→ GOAL: For the copy, please give all of the data again exactly and leave the pictures out.
◆ ◆ ◆
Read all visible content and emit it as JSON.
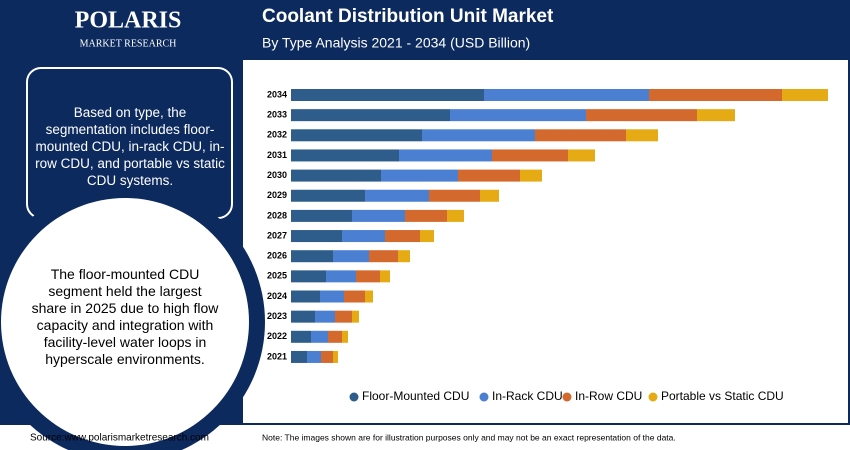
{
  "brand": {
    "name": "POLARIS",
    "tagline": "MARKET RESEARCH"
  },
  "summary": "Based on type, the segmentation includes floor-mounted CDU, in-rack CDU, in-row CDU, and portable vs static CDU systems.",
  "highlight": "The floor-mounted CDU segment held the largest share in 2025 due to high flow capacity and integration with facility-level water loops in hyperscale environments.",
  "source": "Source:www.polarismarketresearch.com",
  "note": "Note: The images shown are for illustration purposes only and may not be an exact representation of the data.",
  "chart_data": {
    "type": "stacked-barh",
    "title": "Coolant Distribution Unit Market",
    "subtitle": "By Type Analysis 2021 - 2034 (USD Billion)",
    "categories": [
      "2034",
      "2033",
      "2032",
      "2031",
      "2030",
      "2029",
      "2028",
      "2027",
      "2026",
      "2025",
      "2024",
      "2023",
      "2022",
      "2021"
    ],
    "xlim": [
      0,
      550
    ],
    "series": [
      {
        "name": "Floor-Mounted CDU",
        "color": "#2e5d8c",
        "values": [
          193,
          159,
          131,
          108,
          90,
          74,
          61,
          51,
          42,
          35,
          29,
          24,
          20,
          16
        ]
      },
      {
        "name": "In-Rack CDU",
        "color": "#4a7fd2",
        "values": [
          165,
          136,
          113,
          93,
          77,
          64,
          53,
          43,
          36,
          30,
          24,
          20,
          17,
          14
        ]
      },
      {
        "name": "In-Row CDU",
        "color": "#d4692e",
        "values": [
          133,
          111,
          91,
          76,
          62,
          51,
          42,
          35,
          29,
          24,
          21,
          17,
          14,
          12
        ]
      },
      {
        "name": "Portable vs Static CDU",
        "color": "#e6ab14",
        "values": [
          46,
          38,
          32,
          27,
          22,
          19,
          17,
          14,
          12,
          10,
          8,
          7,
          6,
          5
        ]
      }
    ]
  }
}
◆ ◆ ◆
→ ANSWER BELOW:
Read all visible content and emit it as JSON.
{
  "brand": {
    "name": "POLARIS",
    "tagline": "MARKET RESEARCH"
  },
  "summary": "Based on type, the segmentation includes floor-mounted CDU, in-rack CDU, in-row CDU, and portable vs static CDU systems.",
  "highlight": "The floor-mounted CDU segment held the largest share in 2025 due to high flow capacity and integration with facility-level water loops in hyperscale environments.",
  "source": "Source:www.polarismarketresearch.com",
  "note": "Note: The images shown are for illustration purposes only and may not be an exact representation of the data.",
  "chart_data": {
    "type": "stacked-barh",
    "title": "Coolant Distribution Unit Market",
    "subtitle": "By Type Analysis 2021 - 2034 (USD Billion)",
    "categories": [
      "2034",
      "2033",
      "2032",
      "2031",
      "2030",
      "2029",
      "2028",
      "2027",
      "2026",
      "2025",
      "2024",
      "2023",
      "2022",
      "2021"
    ],
    "xlim": [
      0,
      550
    ],
    "series": [
      {
        "name": "Floor-Mounted CDU",
        "color": "#2e5d8c",
        "values": [
          193,
          159,
          131,
          108,
          90,
          74,
          61,
          51,
          42,
          35,
          29,
          24,
          20,
          16
        ]
      },
      {
        "name": "In-Rack CDU",
        "color": "#4a7fd2",
        "values": [
          165,
          136,
          113,
          93,
          77,
          64,
          53,
          43,
          36,
          30,
          24,
          20,
          17,
          14
        ]
      },
      {
        "name": "In-Row CDU",
        "color": "#d4692e",
        "values": [
          133,
          111,
          91,
          76,
          62,
          51,
          42,
          35,
          29,
          24,
          21,
          17,
          14,
          12
        ]
      },
      {
        "name": "Portable vs Static CDU",
        "color": "#e6ab14",
        "values": [
          46,
          38,
          32,
          27,
          22,
          19,
          17,
          14,
          12,
          10,
          8,
          7,
          6,
          5
        ]
      }
    ]
  }
}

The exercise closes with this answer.